* **Directions for this task**
Rewrite the records from their first line through the line containing "1062, 1663, 1088]", replacing every "day-cell-date" with "date-label" and leaving all else unchanged.

* **Records provided**
■ ■ ■ ■ ■

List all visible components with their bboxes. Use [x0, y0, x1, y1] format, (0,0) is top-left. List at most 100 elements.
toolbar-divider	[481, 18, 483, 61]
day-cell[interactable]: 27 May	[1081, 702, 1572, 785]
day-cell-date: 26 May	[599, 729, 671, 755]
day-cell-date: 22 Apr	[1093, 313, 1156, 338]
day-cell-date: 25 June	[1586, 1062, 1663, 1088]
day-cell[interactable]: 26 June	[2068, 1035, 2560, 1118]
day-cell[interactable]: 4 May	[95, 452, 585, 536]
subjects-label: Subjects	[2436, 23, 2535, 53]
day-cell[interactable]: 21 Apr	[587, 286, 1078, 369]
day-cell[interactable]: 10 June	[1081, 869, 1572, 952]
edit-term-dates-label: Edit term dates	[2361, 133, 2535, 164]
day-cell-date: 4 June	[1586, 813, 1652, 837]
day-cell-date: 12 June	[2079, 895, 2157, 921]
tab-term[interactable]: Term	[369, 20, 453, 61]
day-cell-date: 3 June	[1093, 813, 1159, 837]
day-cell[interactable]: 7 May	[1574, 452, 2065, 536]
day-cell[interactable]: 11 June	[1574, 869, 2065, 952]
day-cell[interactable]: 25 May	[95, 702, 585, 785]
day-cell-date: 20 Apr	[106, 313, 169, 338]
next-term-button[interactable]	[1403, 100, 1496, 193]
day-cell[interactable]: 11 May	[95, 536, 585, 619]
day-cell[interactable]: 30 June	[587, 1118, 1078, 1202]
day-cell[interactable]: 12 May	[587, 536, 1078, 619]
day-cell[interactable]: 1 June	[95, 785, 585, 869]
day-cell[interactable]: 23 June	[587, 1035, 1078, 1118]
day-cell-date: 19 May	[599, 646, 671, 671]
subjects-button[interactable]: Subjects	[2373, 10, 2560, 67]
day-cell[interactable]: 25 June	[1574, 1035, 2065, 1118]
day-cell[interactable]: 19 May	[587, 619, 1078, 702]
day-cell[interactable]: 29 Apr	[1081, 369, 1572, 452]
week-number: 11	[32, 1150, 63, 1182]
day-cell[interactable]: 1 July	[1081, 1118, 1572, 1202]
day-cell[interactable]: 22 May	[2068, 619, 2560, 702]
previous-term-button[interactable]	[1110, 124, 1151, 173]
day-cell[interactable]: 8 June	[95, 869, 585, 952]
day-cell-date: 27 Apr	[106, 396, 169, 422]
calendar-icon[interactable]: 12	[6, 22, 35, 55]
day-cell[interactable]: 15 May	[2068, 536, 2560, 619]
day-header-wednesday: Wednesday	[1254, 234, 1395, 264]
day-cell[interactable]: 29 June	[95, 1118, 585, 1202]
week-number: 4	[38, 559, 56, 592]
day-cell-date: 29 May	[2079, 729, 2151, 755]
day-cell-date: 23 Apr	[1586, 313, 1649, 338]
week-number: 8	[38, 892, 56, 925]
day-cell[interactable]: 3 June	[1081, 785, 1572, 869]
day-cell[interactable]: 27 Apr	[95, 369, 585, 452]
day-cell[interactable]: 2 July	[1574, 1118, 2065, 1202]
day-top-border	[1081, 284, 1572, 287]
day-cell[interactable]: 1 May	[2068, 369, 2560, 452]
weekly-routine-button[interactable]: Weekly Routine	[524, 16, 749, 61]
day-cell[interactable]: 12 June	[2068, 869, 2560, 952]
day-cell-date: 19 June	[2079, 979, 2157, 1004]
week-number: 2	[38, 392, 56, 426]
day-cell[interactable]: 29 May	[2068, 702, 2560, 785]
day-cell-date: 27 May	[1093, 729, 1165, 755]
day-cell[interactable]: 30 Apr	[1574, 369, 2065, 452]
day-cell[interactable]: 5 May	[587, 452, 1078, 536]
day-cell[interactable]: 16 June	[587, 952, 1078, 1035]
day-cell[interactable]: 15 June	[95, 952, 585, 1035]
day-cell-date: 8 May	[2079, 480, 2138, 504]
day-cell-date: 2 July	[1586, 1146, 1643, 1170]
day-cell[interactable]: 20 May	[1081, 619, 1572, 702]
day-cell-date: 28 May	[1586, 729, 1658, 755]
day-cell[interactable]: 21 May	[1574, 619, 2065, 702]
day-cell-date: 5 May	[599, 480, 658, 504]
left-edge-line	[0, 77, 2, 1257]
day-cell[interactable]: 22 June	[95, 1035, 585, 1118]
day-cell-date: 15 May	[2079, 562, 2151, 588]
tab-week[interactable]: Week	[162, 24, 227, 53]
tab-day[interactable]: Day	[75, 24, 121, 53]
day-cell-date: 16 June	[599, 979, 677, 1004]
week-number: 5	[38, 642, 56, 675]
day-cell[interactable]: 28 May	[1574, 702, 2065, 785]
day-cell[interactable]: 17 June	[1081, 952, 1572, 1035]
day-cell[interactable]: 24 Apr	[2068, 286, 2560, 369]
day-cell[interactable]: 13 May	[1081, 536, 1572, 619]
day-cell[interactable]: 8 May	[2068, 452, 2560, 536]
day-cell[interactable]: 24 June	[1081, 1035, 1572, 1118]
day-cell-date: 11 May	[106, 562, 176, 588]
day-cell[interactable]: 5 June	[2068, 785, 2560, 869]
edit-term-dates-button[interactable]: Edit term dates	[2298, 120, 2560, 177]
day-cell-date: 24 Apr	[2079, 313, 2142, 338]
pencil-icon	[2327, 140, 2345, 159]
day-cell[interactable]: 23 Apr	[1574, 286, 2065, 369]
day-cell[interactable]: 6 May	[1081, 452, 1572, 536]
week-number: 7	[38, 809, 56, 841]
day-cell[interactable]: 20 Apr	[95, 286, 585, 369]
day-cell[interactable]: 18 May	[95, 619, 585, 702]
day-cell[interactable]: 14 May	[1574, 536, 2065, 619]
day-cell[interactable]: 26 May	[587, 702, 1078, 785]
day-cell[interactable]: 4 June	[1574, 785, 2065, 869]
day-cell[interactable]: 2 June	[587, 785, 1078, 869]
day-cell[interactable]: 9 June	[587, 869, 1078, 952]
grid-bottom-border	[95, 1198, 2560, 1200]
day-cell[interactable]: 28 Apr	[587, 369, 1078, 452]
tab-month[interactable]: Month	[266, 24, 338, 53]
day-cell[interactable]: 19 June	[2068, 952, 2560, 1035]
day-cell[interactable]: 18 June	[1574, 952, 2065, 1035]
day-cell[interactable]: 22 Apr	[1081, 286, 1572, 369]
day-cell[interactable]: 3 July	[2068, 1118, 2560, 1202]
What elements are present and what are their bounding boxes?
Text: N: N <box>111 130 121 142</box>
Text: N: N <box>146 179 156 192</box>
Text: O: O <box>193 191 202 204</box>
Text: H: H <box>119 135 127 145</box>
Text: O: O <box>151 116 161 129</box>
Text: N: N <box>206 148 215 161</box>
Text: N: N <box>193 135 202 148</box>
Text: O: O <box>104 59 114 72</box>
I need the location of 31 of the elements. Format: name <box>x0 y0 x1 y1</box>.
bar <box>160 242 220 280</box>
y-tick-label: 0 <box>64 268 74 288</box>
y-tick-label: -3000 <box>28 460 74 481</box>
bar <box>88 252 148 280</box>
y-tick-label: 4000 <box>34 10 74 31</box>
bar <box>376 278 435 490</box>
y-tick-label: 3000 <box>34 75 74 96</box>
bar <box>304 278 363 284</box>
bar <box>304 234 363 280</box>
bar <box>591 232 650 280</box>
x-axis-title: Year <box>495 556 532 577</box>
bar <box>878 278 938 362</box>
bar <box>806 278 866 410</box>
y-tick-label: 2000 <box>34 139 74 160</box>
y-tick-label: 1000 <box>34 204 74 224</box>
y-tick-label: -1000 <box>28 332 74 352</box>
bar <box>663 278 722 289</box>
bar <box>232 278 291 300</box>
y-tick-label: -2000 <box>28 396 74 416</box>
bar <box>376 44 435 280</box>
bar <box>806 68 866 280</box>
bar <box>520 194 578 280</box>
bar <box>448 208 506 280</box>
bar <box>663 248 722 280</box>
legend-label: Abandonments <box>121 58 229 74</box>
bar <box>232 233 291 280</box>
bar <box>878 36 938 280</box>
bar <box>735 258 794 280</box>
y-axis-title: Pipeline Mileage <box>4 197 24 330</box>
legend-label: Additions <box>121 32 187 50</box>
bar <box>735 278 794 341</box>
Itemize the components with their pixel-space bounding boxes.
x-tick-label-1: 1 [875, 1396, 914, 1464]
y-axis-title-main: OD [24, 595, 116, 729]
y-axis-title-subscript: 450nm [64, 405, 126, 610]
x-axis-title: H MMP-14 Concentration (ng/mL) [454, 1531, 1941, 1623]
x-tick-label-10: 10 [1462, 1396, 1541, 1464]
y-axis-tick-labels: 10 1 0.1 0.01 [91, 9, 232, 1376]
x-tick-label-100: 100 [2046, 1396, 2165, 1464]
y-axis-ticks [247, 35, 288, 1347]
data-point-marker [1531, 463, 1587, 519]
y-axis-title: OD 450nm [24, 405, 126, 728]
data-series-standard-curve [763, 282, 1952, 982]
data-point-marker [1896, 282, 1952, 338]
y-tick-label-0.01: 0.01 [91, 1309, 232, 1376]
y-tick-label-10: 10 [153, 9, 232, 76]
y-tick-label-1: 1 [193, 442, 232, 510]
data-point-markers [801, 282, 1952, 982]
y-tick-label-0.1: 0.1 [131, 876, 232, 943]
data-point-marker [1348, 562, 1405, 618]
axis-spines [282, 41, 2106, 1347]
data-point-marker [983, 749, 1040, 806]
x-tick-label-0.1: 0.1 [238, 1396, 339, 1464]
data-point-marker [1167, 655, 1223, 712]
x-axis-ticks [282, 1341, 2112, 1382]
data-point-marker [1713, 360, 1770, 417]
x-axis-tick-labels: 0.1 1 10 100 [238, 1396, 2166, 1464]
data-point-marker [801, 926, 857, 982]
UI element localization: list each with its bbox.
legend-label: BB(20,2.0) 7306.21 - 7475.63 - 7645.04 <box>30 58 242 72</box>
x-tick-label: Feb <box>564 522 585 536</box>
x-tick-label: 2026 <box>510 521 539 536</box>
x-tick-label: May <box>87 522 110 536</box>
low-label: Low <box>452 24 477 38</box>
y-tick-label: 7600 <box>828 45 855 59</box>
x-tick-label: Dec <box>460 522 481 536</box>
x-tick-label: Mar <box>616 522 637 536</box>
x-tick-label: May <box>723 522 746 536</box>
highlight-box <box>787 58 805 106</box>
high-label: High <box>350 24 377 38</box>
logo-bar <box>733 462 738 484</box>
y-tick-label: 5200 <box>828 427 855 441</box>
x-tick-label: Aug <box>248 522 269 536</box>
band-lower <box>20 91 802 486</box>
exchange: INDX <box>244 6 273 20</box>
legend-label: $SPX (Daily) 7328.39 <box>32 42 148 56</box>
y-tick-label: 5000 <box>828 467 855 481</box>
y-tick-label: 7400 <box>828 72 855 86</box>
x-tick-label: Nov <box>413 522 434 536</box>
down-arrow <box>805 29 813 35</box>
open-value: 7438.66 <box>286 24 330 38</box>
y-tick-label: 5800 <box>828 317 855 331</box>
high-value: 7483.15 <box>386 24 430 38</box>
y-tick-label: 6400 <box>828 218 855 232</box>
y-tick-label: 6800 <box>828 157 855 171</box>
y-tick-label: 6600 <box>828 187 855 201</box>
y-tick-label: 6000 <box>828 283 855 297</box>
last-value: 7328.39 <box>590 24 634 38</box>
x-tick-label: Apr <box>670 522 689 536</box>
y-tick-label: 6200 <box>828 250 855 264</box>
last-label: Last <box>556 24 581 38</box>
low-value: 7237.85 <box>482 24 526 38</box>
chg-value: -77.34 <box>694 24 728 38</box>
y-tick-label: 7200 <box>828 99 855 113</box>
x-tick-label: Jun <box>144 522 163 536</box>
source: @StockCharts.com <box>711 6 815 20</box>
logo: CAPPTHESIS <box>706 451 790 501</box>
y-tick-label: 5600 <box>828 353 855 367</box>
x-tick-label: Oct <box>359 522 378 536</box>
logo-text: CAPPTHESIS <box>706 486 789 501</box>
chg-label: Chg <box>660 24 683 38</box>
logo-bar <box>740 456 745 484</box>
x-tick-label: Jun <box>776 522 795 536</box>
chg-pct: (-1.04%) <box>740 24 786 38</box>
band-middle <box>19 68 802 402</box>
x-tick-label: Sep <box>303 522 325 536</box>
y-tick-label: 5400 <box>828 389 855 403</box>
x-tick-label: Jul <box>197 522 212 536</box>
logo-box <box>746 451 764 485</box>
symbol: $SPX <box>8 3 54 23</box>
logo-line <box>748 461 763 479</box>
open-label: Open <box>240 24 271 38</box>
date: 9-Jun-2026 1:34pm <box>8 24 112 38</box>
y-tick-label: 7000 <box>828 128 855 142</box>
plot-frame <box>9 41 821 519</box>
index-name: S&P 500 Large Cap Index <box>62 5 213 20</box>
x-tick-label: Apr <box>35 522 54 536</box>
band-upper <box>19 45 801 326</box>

■ ■ ■ ■ ■

* **Task solution**
List all visible components with their bboxes. Use [x0, y0, x1, y1] format, (0,0) is top-left. List at most 100 elements.
toolbar-divider	[481, 18, 483, 61]
day-cell[interactable]: 27 May	[1081, 702, 1572, 785]
date-label: 26 May	[599, 729, 671, 755]
date-label: 22 Apr	[1093, 313, 1156, 338]
date-label: 25 June	[1586, 1062, 1663, 1088]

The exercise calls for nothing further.